• [EXERCISE BRIEF]: Collect each line of the entries that holds the string "Synthetic".

====== MATERIAL PROVIDED

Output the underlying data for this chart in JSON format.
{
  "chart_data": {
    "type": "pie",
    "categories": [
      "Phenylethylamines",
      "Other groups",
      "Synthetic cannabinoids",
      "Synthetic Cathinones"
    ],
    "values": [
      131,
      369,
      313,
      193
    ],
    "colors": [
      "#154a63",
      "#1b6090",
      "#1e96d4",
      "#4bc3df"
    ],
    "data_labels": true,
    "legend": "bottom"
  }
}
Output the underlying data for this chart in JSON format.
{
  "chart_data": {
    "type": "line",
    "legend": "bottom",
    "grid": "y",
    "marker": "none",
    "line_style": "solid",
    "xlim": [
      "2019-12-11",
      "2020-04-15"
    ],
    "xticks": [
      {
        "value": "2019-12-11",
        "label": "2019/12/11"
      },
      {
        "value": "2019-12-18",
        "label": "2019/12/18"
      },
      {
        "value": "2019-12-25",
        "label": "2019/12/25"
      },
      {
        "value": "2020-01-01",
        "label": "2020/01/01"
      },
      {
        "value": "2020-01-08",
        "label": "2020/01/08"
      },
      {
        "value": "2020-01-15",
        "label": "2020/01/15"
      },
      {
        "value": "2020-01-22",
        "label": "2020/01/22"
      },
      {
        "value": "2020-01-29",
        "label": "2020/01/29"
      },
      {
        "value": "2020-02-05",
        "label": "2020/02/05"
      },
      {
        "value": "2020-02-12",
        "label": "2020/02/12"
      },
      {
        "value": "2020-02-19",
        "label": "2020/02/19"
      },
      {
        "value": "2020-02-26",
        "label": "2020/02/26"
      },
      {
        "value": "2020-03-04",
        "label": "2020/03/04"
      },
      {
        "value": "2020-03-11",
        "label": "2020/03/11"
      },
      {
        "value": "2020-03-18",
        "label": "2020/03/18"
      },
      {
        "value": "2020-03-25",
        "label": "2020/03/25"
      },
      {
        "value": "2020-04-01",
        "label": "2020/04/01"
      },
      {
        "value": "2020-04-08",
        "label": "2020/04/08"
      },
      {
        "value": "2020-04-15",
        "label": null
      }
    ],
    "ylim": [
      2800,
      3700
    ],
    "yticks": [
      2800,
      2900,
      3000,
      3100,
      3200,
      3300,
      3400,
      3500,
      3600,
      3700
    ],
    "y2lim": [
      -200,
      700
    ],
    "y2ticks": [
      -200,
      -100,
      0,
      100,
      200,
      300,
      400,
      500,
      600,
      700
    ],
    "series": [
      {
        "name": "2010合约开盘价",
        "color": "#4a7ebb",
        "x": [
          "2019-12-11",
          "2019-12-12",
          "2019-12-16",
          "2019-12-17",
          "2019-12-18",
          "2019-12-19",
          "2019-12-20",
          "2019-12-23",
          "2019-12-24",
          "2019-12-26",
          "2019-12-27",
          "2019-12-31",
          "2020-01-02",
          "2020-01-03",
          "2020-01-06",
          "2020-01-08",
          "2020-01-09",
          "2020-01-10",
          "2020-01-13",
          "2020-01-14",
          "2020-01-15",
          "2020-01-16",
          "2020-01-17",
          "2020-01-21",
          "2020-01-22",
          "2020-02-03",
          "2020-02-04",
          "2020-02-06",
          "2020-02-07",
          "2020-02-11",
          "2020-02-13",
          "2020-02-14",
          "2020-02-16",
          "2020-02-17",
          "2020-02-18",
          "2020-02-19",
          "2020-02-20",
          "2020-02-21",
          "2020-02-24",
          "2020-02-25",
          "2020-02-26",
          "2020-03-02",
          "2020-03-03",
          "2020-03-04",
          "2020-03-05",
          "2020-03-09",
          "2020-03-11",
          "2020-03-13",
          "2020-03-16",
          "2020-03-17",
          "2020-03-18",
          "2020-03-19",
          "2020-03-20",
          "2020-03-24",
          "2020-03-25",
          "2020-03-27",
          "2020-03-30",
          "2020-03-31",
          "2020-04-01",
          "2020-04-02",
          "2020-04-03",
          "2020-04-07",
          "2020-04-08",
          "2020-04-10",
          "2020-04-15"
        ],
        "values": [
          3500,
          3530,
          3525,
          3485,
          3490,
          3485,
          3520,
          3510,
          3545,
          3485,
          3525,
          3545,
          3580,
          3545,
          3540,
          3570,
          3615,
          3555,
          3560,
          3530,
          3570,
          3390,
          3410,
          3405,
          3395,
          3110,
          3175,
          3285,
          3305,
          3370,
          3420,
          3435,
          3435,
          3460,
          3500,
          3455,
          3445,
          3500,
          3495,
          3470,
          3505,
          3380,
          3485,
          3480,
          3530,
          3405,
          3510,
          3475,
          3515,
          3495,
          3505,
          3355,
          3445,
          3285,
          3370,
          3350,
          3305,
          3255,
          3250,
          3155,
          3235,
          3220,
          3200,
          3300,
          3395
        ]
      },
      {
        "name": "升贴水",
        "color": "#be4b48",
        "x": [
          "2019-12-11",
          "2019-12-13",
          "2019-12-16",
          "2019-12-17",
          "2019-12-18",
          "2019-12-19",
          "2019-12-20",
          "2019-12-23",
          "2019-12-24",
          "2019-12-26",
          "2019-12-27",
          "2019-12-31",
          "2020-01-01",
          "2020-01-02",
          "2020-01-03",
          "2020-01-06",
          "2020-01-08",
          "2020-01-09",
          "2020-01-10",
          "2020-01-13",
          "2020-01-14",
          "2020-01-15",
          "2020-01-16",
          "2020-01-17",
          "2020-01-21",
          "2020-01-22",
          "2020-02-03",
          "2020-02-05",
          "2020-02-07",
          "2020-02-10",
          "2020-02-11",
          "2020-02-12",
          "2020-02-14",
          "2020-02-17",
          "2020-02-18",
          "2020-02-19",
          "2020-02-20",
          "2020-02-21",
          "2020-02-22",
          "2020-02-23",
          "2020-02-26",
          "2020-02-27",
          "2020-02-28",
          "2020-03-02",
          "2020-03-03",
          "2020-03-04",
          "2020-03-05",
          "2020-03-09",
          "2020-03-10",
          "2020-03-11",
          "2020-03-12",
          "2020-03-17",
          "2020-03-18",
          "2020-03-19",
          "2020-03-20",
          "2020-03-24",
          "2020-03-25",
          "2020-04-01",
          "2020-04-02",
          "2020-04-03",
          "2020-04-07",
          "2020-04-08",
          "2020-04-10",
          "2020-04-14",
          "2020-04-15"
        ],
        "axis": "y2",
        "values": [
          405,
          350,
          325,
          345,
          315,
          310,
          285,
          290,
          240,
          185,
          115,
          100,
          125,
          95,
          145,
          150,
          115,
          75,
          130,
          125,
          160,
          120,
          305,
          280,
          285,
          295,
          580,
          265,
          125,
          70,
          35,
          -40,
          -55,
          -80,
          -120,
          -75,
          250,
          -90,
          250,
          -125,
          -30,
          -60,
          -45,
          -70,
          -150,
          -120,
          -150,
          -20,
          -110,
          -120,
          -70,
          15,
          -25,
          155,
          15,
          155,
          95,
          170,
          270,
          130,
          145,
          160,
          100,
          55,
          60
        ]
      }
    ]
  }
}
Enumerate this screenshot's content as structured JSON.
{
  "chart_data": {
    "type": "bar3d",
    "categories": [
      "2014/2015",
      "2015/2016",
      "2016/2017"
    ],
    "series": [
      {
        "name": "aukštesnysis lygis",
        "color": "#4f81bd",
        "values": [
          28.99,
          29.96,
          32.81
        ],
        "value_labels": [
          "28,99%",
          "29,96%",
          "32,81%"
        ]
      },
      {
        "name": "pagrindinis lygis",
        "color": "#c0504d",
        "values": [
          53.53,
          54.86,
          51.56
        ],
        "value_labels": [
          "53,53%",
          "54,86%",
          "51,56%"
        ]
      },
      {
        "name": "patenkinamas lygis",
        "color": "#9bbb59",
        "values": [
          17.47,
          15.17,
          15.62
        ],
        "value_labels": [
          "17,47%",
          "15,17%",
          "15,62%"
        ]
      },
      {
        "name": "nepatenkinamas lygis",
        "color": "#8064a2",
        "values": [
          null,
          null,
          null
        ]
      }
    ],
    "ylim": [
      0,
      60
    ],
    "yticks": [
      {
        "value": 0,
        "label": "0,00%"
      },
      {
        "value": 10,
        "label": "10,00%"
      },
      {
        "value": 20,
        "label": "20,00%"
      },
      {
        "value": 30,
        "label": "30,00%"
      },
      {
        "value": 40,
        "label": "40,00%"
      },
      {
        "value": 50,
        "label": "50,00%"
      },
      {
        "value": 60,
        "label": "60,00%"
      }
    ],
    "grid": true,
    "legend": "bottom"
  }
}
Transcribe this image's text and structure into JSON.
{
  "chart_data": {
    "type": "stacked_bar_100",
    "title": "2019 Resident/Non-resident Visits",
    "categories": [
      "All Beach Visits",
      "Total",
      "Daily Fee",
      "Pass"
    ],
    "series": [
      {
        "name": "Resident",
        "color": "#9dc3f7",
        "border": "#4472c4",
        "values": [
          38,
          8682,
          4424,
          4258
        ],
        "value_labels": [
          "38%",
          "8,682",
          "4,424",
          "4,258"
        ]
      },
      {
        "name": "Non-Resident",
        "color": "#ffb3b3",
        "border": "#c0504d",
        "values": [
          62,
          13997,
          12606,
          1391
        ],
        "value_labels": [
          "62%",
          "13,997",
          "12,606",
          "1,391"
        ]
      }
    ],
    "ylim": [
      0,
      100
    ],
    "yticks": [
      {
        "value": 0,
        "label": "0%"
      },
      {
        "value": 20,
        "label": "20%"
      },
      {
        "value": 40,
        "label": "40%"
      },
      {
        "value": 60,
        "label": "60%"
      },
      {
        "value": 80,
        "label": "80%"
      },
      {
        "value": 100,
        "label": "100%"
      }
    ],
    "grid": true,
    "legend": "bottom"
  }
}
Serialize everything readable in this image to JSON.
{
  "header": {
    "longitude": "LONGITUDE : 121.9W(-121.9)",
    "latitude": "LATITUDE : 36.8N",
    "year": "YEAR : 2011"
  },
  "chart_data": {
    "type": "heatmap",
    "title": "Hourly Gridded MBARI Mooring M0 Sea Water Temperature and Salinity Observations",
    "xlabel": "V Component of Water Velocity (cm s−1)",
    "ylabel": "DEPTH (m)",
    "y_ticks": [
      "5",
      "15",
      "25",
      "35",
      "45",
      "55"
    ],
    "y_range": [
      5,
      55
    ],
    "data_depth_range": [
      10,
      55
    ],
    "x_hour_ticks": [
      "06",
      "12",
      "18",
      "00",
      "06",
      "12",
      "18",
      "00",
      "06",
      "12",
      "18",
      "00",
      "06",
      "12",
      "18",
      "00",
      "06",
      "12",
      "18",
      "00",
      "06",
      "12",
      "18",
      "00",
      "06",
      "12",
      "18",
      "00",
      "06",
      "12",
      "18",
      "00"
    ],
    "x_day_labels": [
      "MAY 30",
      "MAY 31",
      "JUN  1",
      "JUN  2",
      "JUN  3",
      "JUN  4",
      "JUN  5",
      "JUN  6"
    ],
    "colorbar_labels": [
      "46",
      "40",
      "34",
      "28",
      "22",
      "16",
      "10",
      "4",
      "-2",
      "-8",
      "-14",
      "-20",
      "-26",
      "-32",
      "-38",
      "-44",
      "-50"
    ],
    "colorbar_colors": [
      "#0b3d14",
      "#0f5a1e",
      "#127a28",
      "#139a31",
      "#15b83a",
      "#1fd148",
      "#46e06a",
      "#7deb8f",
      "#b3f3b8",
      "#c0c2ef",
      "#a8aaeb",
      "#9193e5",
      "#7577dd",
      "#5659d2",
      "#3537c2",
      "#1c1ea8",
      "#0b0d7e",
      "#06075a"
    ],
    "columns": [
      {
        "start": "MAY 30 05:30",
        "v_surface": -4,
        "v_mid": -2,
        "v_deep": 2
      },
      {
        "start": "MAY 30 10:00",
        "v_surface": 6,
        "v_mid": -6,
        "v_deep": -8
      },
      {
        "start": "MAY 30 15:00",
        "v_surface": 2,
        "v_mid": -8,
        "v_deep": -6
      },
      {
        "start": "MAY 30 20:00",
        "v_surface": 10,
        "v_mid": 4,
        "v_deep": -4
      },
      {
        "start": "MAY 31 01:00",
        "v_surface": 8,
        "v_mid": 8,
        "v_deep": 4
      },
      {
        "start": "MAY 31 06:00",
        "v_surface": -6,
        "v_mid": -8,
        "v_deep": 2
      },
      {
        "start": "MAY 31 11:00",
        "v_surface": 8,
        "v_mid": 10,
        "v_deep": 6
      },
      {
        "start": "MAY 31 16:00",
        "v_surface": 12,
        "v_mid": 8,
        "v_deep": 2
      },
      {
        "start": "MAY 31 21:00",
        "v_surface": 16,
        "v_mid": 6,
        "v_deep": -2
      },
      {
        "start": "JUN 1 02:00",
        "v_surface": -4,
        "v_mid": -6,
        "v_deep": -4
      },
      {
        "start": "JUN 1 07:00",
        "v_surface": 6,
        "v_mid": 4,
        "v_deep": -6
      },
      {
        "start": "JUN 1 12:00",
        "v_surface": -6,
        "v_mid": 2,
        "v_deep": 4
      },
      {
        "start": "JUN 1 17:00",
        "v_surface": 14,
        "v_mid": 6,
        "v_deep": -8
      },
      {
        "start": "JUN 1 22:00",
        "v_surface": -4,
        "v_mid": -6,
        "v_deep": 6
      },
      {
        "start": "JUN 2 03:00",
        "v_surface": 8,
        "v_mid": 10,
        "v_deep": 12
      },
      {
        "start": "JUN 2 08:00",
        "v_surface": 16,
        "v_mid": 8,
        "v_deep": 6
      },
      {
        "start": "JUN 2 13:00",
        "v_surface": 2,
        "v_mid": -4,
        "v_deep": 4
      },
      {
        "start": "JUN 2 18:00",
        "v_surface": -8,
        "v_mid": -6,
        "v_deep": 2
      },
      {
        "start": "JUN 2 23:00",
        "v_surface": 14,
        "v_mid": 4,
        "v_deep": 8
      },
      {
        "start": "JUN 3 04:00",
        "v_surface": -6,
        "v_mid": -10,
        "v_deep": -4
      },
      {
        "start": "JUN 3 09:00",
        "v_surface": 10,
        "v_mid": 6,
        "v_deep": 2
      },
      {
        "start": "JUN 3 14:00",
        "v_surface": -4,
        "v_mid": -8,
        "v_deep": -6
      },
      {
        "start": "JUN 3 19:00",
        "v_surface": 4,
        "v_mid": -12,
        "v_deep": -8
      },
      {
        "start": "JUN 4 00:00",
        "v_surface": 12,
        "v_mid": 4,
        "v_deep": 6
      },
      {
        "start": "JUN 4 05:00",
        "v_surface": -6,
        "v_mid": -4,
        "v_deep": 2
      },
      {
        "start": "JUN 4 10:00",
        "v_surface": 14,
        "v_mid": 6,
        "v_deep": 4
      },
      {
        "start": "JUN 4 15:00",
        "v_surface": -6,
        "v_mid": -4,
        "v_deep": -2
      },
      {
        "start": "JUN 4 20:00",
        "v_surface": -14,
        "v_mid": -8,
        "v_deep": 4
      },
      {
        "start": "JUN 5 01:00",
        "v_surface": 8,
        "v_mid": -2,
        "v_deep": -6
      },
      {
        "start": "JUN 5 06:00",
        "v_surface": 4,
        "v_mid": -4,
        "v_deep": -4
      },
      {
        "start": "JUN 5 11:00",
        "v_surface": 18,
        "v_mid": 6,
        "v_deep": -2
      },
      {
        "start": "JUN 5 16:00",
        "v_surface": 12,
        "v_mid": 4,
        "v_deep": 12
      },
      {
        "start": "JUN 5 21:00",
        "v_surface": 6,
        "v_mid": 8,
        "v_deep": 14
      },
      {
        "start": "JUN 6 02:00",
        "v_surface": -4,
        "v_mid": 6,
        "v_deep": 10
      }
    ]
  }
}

============

• [EXERCISE RESULT]:
      "Synthetic cannabinoids",
      "Synthetic Cathinones"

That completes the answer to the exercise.